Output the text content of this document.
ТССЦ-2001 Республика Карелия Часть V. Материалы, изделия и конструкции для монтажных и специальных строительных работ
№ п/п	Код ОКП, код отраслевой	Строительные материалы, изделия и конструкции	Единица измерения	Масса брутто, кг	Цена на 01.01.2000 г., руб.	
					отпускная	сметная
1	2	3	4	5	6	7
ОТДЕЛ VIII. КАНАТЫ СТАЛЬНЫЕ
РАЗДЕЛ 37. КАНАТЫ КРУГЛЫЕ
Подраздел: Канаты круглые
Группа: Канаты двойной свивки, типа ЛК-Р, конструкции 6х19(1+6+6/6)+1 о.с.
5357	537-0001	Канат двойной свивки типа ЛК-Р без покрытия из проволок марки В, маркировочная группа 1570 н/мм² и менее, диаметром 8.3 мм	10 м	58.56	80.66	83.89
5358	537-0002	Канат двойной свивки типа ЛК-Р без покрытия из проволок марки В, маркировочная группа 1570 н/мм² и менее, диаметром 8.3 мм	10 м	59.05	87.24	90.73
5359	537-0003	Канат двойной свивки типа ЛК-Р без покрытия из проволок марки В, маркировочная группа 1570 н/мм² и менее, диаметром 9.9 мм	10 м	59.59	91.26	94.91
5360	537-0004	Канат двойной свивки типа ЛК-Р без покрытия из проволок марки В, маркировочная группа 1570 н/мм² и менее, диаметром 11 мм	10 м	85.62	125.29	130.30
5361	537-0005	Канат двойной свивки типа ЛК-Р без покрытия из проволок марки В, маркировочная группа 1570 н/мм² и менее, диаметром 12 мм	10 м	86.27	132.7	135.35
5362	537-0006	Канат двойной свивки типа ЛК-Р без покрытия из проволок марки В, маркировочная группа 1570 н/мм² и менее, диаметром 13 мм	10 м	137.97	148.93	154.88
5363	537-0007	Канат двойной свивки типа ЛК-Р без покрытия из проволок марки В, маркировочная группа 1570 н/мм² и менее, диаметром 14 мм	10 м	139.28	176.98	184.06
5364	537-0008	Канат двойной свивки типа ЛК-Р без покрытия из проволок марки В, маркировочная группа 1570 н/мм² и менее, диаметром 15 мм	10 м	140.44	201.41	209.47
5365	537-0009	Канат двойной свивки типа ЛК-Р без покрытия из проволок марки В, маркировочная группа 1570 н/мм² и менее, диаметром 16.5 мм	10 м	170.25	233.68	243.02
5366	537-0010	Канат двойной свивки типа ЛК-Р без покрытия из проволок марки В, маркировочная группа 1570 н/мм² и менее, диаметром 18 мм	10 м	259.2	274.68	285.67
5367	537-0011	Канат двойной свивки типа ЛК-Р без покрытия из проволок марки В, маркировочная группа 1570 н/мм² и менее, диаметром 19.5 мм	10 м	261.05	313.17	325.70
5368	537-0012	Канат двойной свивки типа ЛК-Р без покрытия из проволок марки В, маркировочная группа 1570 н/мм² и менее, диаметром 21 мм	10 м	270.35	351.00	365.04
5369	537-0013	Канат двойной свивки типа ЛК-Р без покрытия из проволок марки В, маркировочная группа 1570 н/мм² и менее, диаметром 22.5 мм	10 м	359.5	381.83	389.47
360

◆ **Exercise instructions**:
Every entry must be quoted exactly as it appears above.

◆ **Solution for this task**:
Output the text content of this document.
ТССЦ-2001 Республика Карелия Часть V. Материалы, изделия и конструкции для монтажных и специальных строительных работ
№ п/п	Код ОКП, код отраслевой	Строительные материалы, изделия и конструкции	Единица измерения	Масса брутто, кг	Цена на 01.01.2000 г., руб.	
					отпускная	сметная
1	2	3	4	5	6	7
ОТДЕЛ VIII. КАНАТЫ СТАЛЬНЫЕ
РАЗДЕЛ 37. КАНАТЫ КРУГЛЫЕ
Подраздел: Канаты круглые
Группа: Канаты двойной свивки, типа ЛК-Р, конструкции 6х19(1+6+6/6)+1 о.с.
5357	537-0001	Канат двойной свивки типа ЛК-Р без покрытия из проволок марки В, маркировочная группа 1570 н/мм² и менее, диаметром 8.3 мм	10 м	58.56	80.66	83.89
5358	537-0002	Канат двойной свивки типа ЛК-Р без покрытия из проволок марки В, маркировочная группа 1570 н/мм² и менее, диаметром 8.3 мм	10 м	59.05	87.24	90.73
5359	537-0003	Канат двойной свивки типа ЛК-Р без покрытия из проволок марки В, маркировочная группа 1570 н/мм² и менее, диаметром 9.9 мм	10 м	59.59	91.26	94.91
5360	537-0004	Канат двойной свивки типа ЛК-Р без покрытия из проволок марки В, маркировочная группа 1570 н/мм² и менее, диаметром 11 мм	10 м	85.62	125.29	130.30
5361	537-0005	Канат двойной свивки типа ЛК-Р без покрытия из проволок марки В, маркировочная группа 1570 н/мм² и менее, диаметром 12 мм	10 м	86.27	132.7	135.35
5362	537-0006	Канат двойной свивки типа ЛК-Р без покрытия из проволок марки В, маркировочная группа 1570 н/мм² и менее, диаметром 13 мм	10 м	137.97	148.93	154.88
5363	537-0007	Канат двойной свивки типа ЛК-Р без покрытия из проволок марки В, маркировочная группа 1570 н/мм² и менее, диаметром 14 мм	10 м	139.28	176.98	184.06
5364	537-0008	Канат двойной свивки типа ЛК-Р без покрытия из проволок марки В, маркировочная группа 1570 н/мм² и менее, диаметром 15 мм	10 м	140.44	201.41	209.47
5365	537-0009	Канат двойной свивки типа ЛК-Р без покрытия из проволок марки В, маркировочная группа 1570 н/мм² и менее, диаметром 16.5 мм	10 м	170.25	233.68	243.02
5366	537-0010	Канат двойной свивки типа ЛК-Р без покрытия из проволок марки В, маркировочная группа 1570 н/мм² и менее, диаметром 18 мм	10 м	259.2	274.68	285.67
5367	537-0011	Канат двойной свивки типа ЛК-Р без покрытия из проволок марки В, маркировочная группа 1570 н/мм² и менее, диаметром 19.5 мм	10 м	261.05	313.17	325.70
5368	537-0012	Канат двойной свивки типа ЛК-Р без покрытия из проволок марки В, маркировочная группа 1570 н/мм² и менее, диаметром 21 мм	10 м	270.35	351.00	365.04
5369	537-0013	Канат двойной свивки типа ЛК-Р без покрытия из проволок марки В, маркировочная группа 1570 н/мм² и менее, диаметром 22.5 мм	10 м	359.5	381.83	389.47
360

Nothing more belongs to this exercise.